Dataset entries
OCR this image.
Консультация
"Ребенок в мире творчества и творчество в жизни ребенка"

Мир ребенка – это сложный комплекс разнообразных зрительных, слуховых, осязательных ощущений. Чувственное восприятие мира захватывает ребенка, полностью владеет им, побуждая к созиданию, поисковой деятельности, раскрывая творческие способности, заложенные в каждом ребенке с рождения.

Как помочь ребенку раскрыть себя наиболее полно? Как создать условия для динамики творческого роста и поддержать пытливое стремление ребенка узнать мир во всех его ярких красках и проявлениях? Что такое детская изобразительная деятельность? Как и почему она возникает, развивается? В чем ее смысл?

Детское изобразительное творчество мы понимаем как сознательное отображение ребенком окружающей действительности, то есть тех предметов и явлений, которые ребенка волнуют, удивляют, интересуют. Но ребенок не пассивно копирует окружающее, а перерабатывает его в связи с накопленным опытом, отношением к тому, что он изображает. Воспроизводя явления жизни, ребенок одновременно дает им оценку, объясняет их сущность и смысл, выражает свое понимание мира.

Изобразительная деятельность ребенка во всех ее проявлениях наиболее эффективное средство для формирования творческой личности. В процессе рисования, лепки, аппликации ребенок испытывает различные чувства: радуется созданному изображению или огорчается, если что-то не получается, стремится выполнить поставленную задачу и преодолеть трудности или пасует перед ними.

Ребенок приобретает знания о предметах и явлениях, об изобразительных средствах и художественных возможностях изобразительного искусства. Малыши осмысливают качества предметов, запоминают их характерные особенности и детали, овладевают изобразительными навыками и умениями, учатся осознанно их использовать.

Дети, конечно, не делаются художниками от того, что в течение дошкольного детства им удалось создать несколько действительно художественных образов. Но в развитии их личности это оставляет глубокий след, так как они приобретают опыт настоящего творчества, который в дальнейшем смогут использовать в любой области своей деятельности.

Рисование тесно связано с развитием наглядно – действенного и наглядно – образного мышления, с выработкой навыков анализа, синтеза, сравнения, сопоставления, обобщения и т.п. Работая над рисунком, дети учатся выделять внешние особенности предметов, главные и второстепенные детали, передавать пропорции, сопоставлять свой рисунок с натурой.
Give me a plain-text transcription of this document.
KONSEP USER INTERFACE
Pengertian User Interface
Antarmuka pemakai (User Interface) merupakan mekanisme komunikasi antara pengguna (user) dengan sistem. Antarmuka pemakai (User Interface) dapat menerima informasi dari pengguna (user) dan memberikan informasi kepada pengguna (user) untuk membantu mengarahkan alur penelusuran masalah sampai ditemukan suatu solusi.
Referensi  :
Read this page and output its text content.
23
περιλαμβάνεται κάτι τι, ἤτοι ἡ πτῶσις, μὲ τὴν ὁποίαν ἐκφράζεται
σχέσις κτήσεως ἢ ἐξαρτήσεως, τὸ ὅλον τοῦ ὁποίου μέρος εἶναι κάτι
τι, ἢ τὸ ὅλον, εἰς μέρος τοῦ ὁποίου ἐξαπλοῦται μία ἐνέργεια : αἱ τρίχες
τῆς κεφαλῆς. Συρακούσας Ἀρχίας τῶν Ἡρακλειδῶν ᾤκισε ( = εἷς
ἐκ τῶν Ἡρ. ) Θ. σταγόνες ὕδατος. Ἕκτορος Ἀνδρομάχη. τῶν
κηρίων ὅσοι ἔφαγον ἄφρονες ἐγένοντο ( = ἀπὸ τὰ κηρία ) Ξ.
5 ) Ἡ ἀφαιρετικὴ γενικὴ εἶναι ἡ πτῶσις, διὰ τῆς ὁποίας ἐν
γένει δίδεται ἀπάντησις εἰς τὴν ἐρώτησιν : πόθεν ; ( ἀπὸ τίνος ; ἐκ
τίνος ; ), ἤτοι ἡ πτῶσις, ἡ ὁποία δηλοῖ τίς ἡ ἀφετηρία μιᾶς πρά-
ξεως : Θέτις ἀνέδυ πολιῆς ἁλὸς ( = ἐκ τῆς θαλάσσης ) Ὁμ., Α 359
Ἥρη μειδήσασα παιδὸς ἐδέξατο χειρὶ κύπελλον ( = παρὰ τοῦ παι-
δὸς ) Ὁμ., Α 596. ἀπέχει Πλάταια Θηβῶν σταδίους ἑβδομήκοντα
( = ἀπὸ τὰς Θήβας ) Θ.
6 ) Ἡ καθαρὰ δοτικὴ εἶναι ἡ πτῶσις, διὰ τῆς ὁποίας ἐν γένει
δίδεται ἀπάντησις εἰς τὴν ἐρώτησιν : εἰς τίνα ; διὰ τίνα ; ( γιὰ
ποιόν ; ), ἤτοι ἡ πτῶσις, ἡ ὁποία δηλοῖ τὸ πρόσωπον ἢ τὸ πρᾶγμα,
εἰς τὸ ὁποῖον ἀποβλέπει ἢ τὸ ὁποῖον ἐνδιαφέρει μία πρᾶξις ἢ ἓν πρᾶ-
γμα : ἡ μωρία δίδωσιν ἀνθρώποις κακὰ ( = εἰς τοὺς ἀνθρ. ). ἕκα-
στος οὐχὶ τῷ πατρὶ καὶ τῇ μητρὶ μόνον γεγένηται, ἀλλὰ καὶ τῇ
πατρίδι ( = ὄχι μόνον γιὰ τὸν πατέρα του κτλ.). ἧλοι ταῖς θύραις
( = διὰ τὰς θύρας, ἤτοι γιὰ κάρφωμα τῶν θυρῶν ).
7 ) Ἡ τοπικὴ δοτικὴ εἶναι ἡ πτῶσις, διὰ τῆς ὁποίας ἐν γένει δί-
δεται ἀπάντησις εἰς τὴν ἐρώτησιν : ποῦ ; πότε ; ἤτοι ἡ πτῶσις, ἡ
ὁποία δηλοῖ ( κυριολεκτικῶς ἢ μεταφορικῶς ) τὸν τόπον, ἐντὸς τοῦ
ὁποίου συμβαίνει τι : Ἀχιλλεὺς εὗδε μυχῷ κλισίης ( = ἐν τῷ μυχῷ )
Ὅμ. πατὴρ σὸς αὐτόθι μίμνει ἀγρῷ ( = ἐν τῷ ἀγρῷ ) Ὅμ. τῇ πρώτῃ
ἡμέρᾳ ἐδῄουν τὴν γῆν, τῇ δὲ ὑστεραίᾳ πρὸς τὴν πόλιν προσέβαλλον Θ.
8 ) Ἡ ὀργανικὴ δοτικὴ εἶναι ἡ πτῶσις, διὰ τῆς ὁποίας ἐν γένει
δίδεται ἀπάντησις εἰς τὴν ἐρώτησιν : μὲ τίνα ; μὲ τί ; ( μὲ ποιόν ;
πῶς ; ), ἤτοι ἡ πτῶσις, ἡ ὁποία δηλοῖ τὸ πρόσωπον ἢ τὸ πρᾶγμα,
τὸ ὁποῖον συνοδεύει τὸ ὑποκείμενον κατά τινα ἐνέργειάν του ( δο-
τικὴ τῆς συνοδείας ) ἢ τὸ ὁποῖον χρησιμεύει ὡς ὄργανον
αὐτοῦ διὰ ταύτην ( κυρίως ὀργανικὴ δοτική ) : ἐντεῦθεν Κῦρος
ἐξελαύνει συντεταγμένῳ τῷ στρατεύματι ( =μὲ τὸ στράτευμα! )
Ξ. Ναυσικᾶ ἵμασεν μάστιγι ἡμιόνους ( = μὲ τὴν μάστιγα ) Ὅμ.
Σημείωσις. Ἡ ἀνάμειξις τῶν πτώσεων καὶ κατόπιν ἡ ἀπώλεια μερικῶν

Your objective: Look through the data above. Each line containing the word "ἀπάντησις" needs to be copied.

Completed task:
γένει δίδεται ἀπάντησις εἰς τὴν ἐρώτησιν : πόθεν ; ( ἀπὸ τίνος ; ἐκ
δίδεται ἀπάντησις εἰς τὴν ἐρώτησιν : εἰς τίνα ; διὰ τίνα ; ( γιὰ
δεται ἀπάντησις εἰς τὴν ἐρώτησιν : ποῦ ; πότε ; ἤτοι ἡ πτῶσις, ἡ
δίδεται ἀπάντησις εἰς τὴν ἐρώτησιν : μὲ τίνα ; μὲ τί ; ( μὲ ποιόν ;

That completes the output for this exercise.